▶ Challenge:
In the lines below, find how many contain the word "Западный" and report that figure alone.

····················

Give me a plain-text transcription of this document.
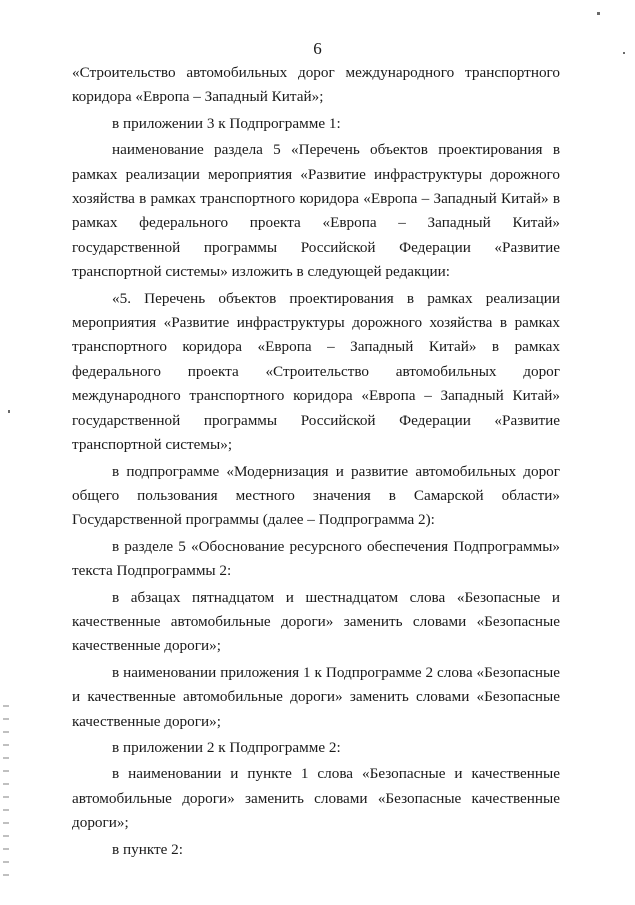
6

«Строительство автомобильных дорог международного транспортного коридора «Европа – Западный Китай»;

в приложении 3 к Подпрограмме 1:

наименование раздела 5 «Перечень объектов проектирования в рамках реализации мероприятия «Развитие инфраструктуры дорожного хозяйства в рамках транспортного коридора «Европа – Западный Китай» в рамках федерального проекта «Европа – Западный Китай» государственной программы Российской Федерации «Развитие транспортной системы» изложить в следующей редакции:

«5. Перечень объектов проектирования в рамках реализации мероприятия «Развитие инфраструктуры дорожного хозяйства в рамках транспортного коридора «Европа – Западный Китай» в рамках федерального проекта «Строительство автомобильных дорог международного транспортного коридора «Европа – Западный Китай» государственной программы Российской Федерации «Развитие транспортной системы»;

в подпрограмме «Модернизация и развитие автомобильных дорог общего пользования местного значения в Самарской области» Государственной программы (далее – Подпрограмма 2):

в разделе 5 «Обоснование ресурсного обеспечения Подпрограммы» текста Подпрограммы 2:

в абзацах пятнадцатом и шестнадцатом слова «Безопасные и качественные автомобильные дороги» заменить словами «Безопасные качественные дороги»;

в наименовании приложения 1 к Подпрограмме 2 слова «Безопасные и качественные автомобильные дороги» заменить словами «Безопасные качественные дороги»;

в приложении 2 к Подпрограмме 2:

в наименовании и пункте 1 слова «Безопасные и качественные автомобильные дороги» заменить словами «Безопасные качественные дороги»;

в пункте 2:
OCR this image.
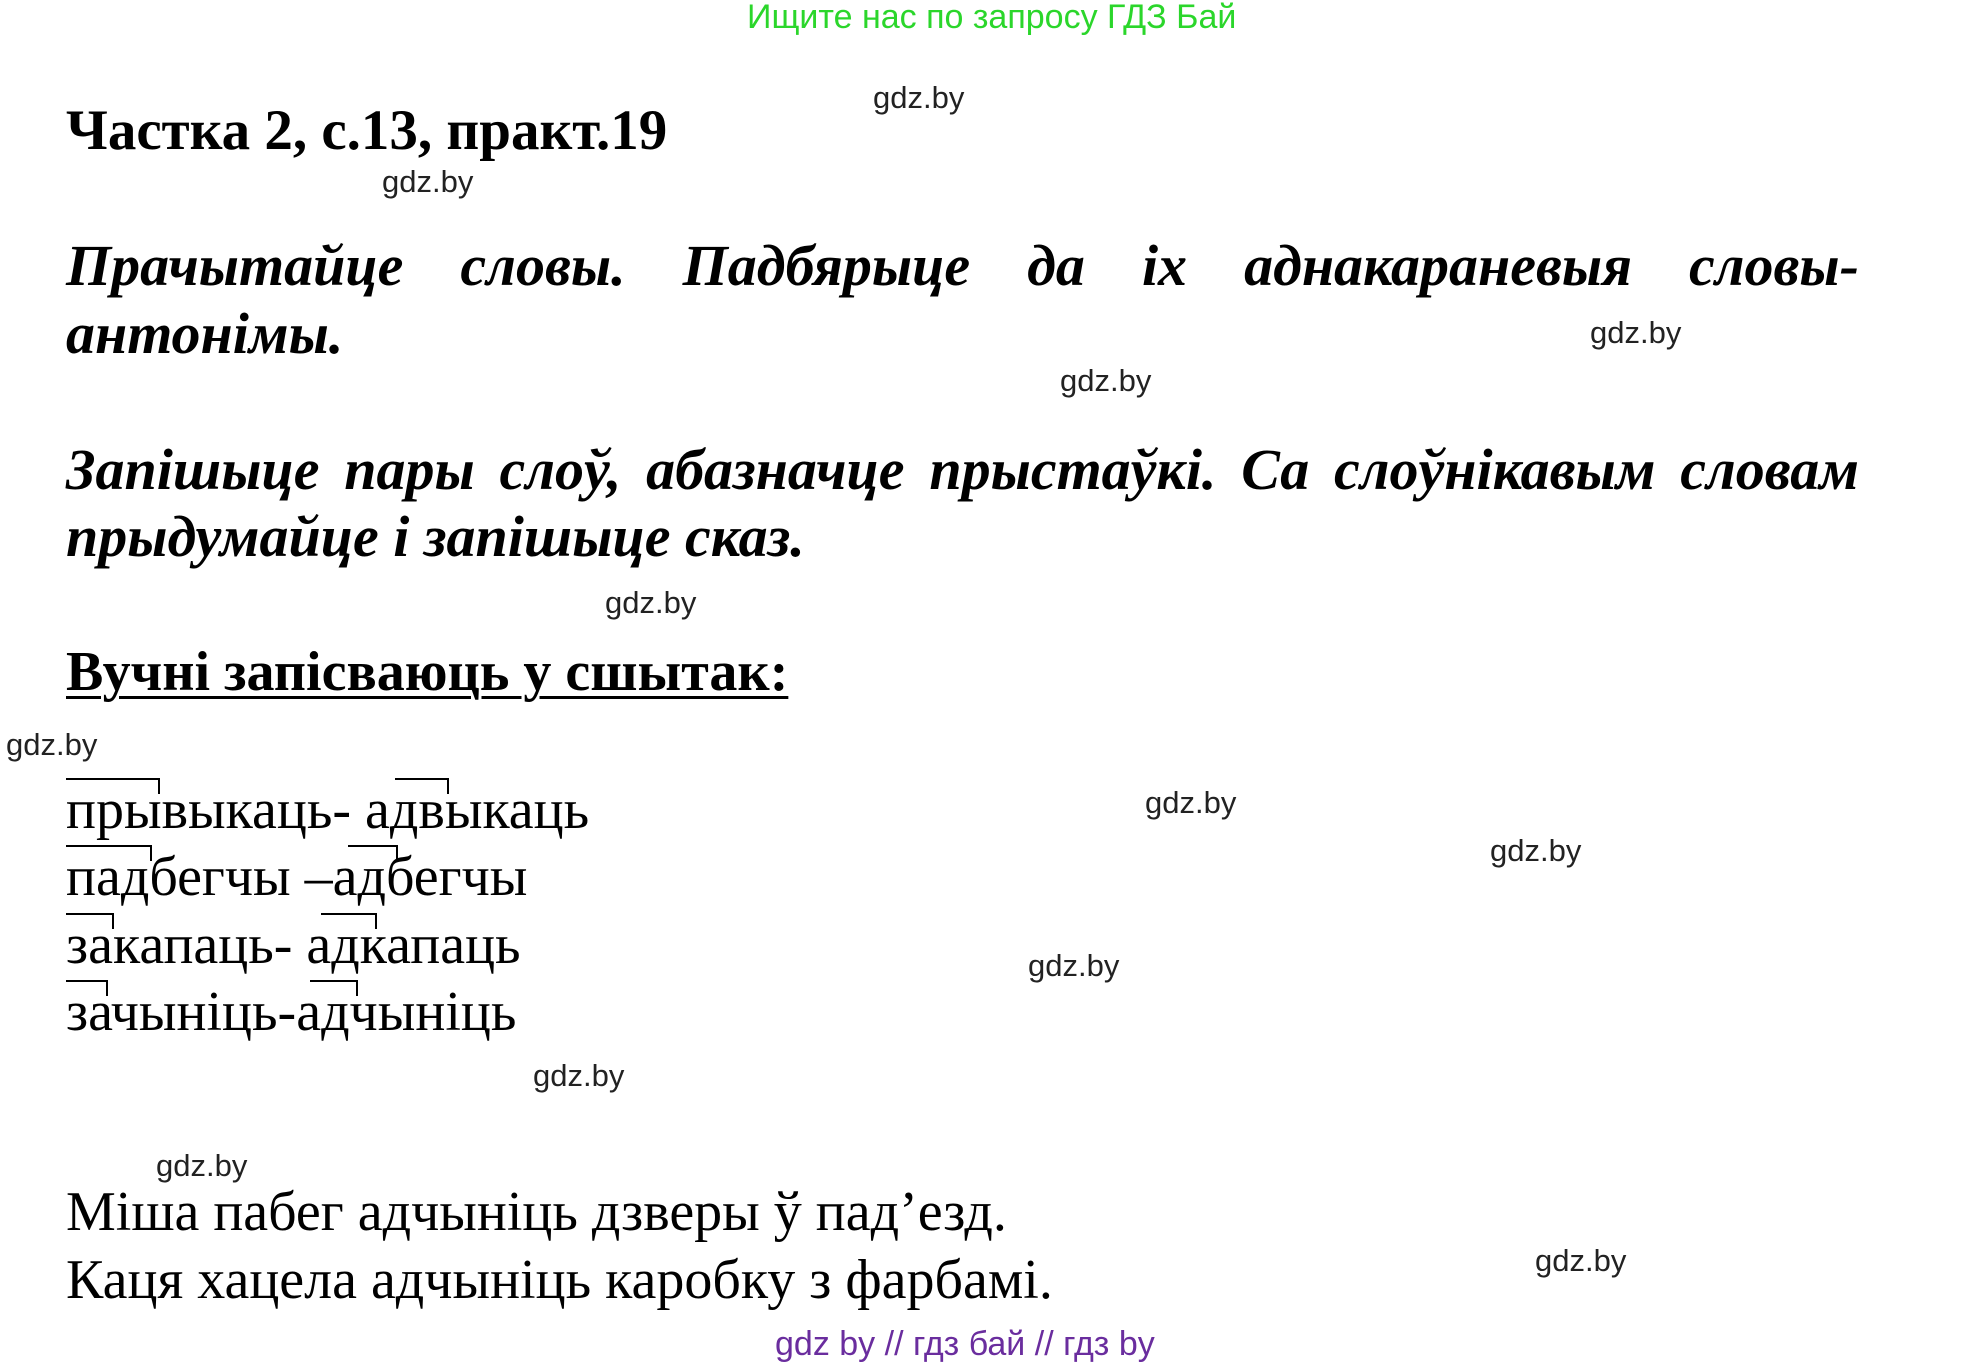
Ищите нас по запросу ГДЗ Бай
gdz.by
gdz.by
gdz.by
gdz.by
gdz.by
gdz.by
gdz.by
gdz.by
gdz.by
gdz.by
gdz.by
gdz.by
Частка 2, с.13, практ.19
Прачытайце словы. Падбярыце да іх аднакараневыя словы-
антонімы.
Запішыце пары слоў, абазначце прыстаўкі. Са слоўнікавым словам
прыдумайце і запішыце сказ.
Вучні запісваюць у сшытак:
прывыкаць- адвыкаць
падбегчы –адбегчы
закапаць- адкапаць
зачыніць-адчыніць
Міша пабег адчыніць дзверы ў пад’езд.
Каця хацела адчыніць каробку з фарбамі.
gdz by // гдз бай // гдз by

····················

▶ Solution:
3